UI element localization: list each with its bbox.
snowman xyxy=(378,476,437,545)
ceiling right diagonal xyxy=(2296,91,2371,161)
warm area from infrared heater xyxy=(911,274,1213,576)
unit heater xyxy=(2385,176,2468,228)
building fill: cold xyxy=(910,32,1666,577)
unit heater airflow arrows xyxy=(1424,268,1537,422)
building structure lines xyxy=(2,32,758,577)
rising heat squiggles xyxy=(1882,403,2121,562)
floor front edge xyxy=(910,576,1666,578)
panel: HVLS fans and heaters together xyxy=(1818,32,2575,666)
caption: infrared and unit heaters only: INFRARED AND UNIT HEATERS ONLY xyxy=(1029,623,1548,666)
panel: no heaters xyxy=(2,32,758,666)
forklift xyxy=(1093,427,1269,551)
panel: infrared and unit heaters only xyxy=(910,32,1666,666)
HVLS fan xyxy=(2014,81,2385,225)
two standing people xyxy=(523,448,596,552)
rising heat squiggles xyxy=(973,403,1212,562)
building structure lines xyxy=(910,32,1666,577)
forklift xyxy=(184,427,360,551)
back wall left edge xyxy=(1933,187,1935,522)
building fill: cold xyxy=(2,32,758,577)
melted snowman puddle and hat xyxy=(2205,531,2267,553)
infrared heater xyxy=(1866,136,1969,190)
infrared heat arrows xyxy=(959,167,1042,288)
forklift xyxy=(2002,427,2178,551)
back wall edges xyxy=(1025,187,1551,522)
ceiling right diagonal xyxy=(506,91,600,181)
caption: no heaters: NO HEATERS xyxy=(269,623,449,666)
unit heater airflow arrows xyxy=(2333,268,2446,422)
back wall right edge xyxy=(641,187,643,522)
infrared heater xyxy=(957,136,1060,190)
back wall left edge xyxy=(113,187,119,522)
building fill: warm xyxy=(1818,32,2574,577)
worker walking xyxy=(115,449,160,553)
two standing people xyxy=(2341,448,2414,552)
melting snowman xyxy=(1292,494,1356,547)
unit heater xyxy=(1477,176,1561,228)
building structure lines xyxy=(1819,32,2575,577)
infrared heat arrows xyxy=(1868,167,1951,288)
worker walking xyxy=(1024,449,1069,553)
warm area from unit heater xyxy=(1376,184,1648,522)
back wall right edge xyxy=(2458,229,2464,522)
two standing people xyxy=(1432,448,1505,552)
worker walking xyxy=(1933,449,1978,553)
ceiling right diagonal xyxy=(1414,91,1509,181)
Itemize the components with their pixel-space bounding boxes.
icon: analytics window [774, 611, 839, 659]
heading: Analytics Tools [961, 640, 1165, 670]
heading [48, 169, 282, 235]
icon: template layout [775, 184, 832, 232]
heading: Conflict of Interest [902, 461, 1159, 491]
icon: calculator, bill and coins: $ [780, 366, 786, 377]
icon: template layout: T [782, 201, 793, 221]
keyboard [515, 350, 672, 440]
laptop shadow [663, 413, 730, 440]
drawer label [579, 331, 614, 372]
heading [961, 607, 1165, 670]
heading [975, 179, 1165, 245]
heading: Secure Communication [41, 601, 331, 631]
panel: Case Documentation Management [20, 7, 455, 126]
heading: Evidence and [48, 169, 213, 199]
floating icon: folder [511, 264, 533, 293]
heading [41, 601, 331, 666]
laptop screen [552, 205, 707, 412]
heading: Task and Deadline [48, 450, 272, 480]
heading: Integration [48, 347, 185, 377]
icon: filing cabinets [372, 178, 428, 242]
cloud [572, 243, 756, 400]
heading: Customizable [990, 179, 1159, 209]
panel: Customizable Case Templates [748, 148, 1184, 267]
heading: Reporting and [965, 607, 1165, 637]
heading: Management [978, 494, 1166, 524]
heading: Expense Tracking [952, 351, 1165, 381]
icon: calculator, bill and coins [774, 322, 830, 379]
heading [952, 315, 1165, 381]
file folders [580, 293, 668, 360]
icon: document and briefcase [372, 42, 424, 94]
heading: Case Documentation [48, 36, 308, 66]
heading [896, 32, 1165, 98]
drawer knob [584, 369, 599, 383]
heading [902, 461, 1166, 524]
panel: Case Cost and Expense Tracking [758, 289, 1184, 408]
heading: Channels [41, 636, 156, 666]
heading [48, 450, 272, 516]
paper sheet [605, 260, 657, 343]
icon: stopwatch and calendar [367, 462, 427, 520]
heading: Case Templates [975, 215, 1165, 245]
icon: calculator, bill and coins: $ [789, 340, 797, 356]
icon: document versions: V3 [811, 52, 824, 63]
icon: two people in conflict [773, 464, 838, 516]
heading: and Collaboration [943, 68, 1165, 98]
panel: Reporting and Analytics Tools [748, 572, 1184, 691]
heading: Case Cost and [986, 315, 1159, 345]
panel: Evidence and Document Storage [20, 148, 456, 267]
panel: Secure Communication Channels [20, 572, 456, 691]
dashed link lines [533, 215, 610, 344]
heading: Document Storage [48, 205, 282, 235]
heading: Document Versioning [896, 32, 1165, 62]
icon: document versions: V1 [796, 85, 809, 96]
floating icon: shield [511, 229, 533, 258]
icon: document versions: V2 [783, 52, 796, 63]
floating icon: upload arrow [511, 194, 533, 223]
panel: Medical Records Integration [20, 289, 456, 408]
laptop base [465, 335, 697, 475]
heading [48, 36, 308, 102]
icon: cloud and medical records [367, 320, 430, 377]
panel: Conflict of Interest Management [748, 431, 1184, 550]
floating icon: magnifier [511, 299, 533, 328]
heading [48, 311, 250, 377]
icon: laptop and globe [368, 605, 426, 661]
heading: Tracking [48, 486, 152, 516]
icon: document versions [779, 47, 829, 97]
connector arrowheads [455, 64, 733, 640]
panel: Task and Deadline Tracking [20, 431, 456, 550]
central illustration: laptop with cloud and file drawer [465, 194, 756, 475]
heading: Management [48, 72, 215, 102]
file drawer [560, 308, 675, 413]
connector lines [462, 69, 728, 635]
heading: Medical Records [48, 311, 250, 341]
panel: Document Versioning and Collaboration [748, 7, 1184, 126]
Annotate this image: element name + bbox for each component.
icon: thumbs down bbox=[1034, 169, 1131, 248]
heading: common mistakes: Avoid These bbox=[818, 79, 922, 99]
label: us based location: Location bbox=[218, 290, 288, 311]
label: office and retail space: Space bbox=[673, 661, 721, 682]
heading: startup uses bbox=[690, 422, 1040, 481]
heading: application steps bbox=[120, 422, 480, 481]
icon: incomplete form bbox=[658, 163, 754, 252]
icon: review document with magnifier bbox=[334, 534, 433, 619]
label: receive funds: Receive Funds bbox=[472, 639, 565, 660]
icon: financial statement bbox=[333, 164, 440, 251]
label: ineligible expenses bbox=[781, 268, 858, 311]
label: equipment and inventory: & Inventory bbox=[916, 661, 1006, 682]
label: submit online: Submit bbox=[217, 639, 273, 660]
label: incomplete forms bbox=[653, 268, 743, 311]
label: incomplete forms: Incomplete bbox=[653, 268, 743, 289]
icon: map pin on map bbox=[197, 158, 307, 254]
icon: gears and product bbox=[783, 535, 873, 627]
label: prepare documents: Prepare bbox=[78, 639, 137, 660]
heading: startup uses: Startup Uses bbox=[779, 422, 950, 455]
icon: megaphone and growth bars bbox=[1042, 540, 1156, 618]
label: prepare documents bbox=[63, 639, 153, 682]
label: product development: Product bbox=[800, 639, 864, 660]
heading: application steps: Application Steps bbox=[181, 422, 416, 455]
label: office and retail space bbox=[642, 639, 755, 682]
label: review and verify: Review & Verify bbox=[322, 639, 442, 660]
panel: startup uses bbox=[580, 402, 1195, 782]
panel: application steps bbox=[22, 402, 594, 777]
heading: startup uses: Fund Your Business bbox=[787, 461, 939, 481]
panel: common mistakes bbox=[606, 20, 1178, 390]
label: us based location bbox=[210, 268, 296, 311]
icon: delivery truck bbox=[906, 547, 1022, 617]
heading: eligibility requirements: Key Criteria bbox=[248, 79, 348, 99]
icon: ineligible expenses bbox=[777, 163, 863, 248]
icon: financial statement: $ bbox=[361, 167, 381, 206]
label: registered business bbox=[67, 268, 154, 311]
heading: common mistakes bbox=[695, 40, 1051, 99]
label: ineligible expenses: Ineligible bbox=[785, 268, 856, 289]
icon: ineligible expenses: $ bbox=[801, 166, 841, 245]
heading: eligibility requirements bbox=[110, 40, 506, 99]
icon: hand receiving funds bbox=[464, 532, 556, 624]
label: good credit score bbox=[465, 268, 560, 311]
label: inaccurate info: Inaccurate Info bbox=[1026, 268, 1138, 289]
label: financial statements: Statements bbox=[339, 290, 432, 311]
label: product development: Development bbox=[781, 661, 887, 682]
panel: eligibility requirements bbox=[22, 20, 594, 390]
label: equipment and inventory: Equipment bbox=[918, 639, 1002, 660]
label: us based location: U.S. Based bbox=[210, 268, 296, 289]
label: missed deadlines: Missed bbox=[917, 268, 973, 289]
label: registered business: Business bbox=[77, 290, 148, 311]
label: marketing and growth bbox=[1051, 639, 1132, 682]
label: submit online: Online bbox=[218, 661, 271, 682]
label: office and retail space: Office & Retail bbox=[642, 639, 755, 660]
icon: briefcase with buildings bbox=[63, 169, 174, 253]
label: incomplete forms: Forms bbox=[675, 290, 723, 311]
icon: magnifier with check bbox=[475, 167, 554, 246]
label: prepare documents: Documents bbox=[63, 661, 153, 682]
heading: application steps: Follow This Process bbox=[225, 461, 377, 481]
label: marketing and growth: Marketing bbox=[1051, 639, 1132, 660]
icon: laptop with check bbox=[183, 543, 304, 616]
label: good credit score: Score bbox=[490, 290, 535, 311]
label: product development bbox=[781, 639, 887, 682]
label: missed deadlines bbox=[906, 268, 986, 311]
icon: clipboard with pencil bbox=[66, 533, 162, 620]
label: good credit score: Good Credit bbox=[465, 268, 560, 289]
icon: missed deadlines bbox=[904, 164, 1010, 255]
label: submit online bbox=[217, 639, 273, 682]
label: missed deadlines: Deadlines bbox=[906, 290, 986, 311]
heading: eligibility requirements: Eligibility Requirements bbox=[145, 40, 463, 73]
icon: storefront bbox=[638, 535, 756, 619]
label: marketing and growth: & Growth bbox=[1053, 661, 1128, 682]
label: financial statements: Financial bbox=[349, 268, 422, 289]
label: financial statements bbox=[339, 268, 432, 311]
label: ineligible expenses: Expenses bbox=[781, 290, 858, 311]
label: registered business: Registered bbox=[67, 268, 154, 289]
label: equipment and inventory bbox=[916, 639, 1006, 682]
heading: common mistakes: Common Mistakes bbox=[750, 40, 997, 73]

:::

Please copy the rows word for word, beginning at the very first row and continuing through the row that contains "caption: no heaters: NO".

UI element localization: list each with its bbox.
snowman xyxy=(378,476,437,545)
ceiling right diagonal xyxy=(2296,91,2371,161)
warm area from infrared heater xyxy=(911,274,1213,576)
unit heater xyxy=(2385,176,2468,228)
building fill: cold xyxy=(910,32,1666,577)
unit heater airflow arrows xyxy=(1424,268,1537,422)
building structure lines xyxy=(2,32,758,577)
rising heat squiggles xyxy=(1882,403,2121,562)
floor front edge xyxy=(910,576,1666,578)
panel: HVLS fans and heaters together xyxy=(1818,32,2575,666)
caption: infrared and unit heaters only: INFRARED AND UNIT HEATERS ONLY xyxy=(1029,623,1548,666)
panel: no heaters xyxy=(2,32,758,666)
forklift xyxy=(1093,427,1269,551)
panel: infrared and unit heaters only xyxy=(910,32,1666,666)
HVLS fan xyxy=(2014,81,2385,225)
two standing people xyxy=(523,448,596,552)
rising heat squiggles xyxy=(973,403,1212,562)
building structure lines xyxy=(910,32,1666,577)
forklift xyxy=(184,427,360,551)
back wall left edge xyxy=(1933,187,1935,522)
building fill: cold xyxy=(2,32,758,577)
melted snowman puddle and hat xyxy=(2205,531,2267,553)
infrared heater xyxy=(1866,136,1969,190)
infrared heat arrows xyxy=(959,167,1042,288)
forklift xyxy=(2002,427,2178,551)
back wall edges xyxy=(1025,187,1551,522)
ceiling right diagonal xyxy=(506,91,600,181)
caption: no heaters: NO HEATERS xyxy=(269,623,449,666)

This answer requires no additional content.